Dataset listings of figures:
[START]

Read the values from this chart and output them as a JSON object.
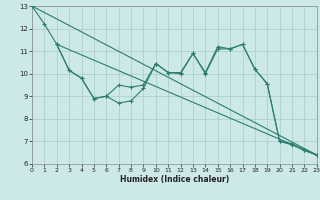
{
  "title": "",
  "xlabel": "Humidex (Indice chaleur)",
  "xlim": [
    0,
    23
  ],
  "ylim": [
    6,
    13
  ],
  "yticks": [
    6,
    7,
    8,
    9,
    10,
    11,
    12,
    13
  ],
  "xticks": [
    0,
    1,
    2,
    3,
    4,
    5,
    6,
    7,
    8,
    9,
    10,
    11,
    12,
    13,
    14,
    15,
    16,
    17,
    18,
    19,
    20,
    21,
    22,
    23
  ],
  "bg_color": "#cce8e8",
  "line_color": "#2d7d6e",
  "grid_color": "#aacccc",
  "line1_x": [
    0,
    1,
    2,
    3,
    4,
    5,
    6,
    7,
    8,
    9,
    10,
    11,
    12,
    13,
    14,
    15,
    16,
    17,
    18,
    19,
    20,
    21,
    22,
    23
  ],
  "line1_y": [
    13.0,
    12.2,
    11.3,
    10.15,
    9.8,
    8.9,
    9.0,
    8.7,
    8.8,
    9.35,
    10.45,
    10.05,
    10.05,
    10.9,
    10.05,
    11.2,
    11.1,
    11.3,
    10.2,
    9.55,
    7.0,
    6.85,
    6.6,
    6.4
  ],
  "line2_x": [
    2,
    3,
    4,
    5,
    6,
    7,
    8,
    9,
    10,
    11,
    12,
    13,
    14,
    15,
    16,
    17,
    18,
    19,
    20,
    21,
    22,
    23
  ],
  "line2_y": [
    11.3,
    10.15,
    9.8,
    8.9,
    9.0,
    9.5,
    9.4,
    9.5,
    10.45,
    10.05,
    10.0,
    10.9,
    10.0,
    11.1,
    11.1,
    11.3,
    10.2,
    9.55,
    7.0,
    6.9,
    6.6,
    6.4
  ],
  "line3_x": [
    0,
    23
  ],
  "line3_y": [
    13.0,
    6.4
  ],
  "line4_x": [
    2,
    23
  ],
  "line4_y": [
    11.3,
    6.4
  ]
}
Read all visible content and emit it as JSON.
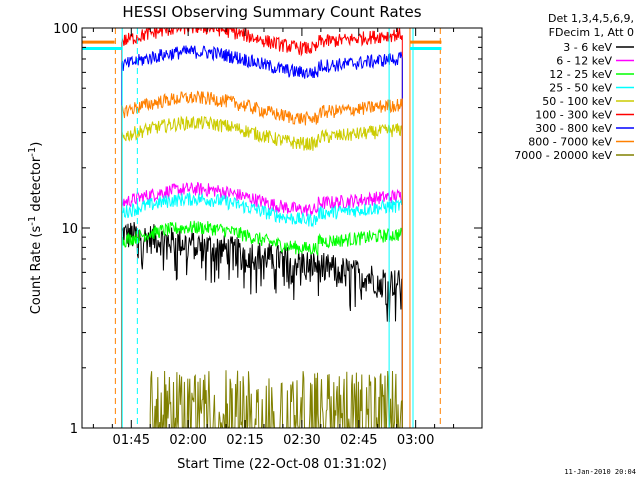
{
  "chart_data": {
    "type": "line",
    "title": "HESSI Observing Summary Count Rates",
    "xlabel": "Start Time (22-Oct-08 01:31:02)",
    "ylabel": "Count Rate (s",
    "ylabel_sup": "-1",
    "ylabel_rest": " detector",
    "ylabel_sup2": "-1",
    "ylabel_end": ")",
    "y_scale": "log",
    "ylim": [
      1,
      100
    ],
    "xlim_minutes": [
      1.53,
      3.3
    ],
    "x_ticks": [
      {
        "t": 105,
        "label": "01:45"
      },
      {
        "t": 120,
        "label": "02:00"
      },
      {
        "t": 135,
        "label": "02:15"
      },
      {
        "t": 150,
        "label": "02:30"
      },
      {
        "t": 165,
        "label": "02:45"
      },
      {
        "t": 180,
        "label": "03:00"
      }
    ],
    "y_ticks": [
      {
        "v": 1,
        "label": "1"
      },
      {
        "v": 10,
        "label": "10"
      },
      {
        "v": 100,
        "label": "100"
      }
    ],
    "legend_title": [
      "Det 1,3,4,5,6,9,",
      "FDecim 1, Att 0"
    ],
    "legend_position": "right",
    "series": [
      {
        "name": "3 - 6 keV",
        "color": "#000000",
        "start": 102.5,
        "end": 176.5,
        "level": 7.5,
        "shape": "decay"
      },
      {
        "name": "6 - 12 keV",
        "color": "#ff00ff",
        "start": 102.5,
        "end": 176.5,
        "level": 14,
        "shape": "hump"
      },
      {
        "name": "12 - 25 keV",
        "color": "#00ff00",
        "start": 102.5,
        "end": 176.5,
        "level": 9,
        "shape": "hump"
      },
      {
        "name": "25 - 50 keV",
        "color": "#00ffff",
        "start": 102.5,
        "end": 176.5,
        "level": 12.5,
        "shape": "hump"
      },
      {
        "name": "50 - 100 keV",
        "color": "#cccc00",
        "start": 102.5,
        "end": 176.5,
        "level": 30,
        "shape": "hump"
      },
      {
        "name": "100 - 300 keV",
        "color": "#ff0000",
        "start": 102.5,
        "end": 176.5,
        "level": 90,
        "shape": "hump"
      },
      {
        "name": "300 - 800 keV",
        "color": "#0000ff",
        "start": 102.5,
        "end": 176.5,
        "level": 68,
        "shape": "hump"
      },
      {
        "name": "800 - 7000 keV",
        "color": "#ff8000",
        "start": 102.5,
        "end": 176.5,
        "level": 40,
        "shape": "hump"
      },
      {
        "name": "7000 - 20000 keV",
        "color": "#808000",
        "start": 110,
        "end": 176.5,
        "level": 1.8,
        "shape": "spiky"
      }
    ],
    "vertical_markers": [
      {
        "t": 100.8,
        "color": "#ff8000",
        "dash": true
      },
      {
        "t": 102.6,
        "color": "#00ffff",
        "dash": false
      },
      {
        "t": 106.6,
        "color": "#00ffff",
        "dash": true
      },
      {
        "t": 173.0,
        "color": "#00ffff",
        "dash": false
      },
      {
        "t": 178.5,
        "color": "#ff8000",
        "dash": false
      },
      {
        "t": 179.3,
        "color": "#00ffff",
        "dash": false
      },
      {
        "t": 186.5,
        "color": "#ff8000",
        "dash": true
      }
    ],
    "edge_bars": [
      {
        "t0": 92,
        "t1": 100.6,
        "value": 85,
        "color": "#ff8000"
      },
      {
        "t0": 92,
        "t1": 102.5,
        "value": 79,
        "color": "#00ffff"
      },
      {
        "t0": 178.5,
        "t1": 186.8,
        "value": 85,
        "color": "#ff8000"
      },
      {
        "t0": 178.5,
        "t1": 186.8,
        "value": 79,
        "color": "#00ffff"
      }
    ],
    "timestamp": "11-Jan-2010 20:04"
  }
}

[END]

--- Goal of the exercise ---
Leaving the pictures aside, transcribe the entire listing exactly.

--- Finished exercise ---
Read the values from this chart and output them as a JSON object.
{
  "title": "",
  "xlabel": "Humidex (Indice chaleur)",
  "xlim": [
    0,
    23
  ],
  "ylim": [
    6,
    13
  ],
  "yticks": [
    6,
    7,
    8,
    9,
    10,
    11,
    12,
    13
  ],
  "xticks": [
    0,
    1,
    2,
    3,
    4,
    5,
    6,
    7,
    8,
    9,
    10,
    11,
    12,
    13,
    14,
    15,
    16,
    17,
    18,
    19,
    20,
    21,
    22,
    23
  ],
  "bg_color": "#cce8e8",
  "line_color": "#2d7d6e",
  "grid_color": "#aacccc",
  "line1_x": [
    0,
    1,
    2,
    3,
    4,
    5,
    6,
    7,
    8,
    9,
    10,
    11,
    12,
    13,
    14,
    15,
    16,
    17,
    18,
    19,
    20,
    21,
    22,
    23
  ],
  "line1_y": [
    13.0,
    12.2,
    11.3,
    10.15,
    9.8,
    8.9,
    9.0,
    8.7,
    8.8,
    9.35,
    10.45,
    10.05,
    10.05,
    10.9,
    10.05,
    11.2,
    11.1,
    11.3,
    10.2,
    9.55,
    7.0,
    6.85,
    6.6,
    6.4
  ],
  "line2_x": [
    2,
    3,
    4,
    5,
    6,
    7,
    8,
    9,
    10,
    11,
    12,
    13,
    14,
    15,
    16,
    17,
    18,
    19,
    20,
    21,
    22,
    23
  ],
  "line2_y": [
    11.3,
    10.15,
    9.8,
    8.9,
    9.0,
    9.5,
    9.4,
    9.5,
    10.45,
    10.05,
    10.0,
    10.9,
    10.0,
    11.1,
    11.1,
    11.3,
    10.2,
    9.55,
    7.0,
    6.9,
    6.6,
    6.4
  ],
  "line3_x": [
    0,
    23
  ],
  "line3_y": [
    13.0,
    6.4
  ],
  "line4_x": [
    2,
    23
  ],
  "line4_y": [
    11.3,
    6.4
  ]
}
Read all visible content and emit it as JSON.
{
  "chart_data": {
    "type": "line",
    "title": "HESSI Observing Summary Count Rates",
    "xlabel": "Start Time (22-Oct-08 01:31:02)",
    "ylabel": "Count Rate (s",
    "ylabel_sup": "-1",
    "ylabel_rest": " detector",
    "ylabel_sup2": "-1",
    "ylabel_end": ")",
    "y_scale": "log",
    "ylim": [
      1,
      100
    ],
    "xlim_minutes": [
      1.53,
      3.3
    ],
    "x_ticks": [
      {
        "t": 105,
        "label": "01:45"
      },
      {
        "t": 120,
        "label": "02:00"
      },
      {
        "t": 135,
        "label": "02:15"
      },
      {
        "t": 150,
        "label": "02:30"
      },
      {
        "t": 165,
        "label": "02:45"
      },
      {
        "t": 180,
        "label": "03:00"
      }
    ],
    "y_ticks": [
      {
        "v": 1,
        "label": "1"
      },
      {
        "v": 10,
        "label": "10"
      },
      {
        "v": 100,
        "label": "100"
      }
    ],
    "legend_title": [
      "Det 1,3,4,5,6,9,",
      "FDecim 1, Att 0"
    ],
    "legend_position": "right",
    "series": [
      {
        "name": "3 - 6 keV",
        "color": "#000000",
        "start": 102.5,
        "end": 176.5,
        "level": 7.5,
        "shape": "decay"
      },
      {
        "name": "6 - 12 keV",
        "color": "#ff00ff",
        "start": 102.5,
        "end": 176.5,
        "level": 14,
        "shape": "hump"
      },
      {
        "name": "12 - 25 keV",
        "color": "#00ff00",
        "start": 102.5,
        "end": 176.5,
        "level": 9,
        "shape": "hump"
      },
      {
        "name": "25 - 50 keV",
        "color": "#00ffff",
        "start": 102.5,
        "end": 176.5,
        "level": 12.5,
        "shape": "hump"
      },
      {
        "name": "50 - 100 keV",
        "color": "#cccc00",
        "start": 102.5,
        "end": 176.5,
        "level": 30,
        "shape": "hump"
      },
      {
        "name": "100 - 300 keV",
        "color": "#ff0000",
        "start": 102.5,
        "end": 176.5,
        "level": 90,
        "shape": "hump"
      },
      {
        "name": "300 - 800 keV",
        "color": "#0000ff",
        "start": 102.5,
        "end": 176.5,
        "level": 68,
        "shape": "hump"
      },
      {
        "name": "800 - 7000 keV",
        "color": "#ff8000",
        "start": 102.5,
        "end": 176.5,
        "level": 40,
        "shape": "hump"
      },
      {
        "name": "7000 - 20000 keV",
        "color": "#808000",
        "start": 110,
        "end": 176.5,
        "level": 1.8,
        "shape": "spiky"
      }
    ],
    "vertical_markers": [
      {
        "t": 100.8,
        "color": "#ff8000",
        "dash": true
      },
      {
        "t": 102.6,
        "color": "#00ffff",
        "dash": false
      },
      {
        "t": 106.6,
        "color": "#00ffff",
        "dash": true
      },
      {
        "t": 173.0,
        "color": "#00ffff",
        "dash": false
      },
      {
        "t": 178.5,
        "color": "#ff8000",
        "dash": false
      },
      {
        "t": 179.3,
        "color": "#00ffff",
        "dash": false
      },
      {
        "t": 186.5,
        "color": "#ff8000",
        "dash": true
      }
    ],
    "edge_bars": [
      {
        "t0": 92,
        "t1": 100.6,
        "value": 85,
        "color": "#ff8000"
      },
      {
        "t0": 92,
        "t1": 102.5,
        "value": 79,
        "color": "#00ffff"
      },
      {
        "t0": 178.5,
        "t1": 186.8,
        "value": 85,
        "color": "#ff8000"
      },
      {
        "t0": 178.5,
        "t1": 186.8,
        "value": 79,
        "color": "#00ffff"
      }
    ],
    "timestamp": "11-Jan-2010 20:04"
  }
}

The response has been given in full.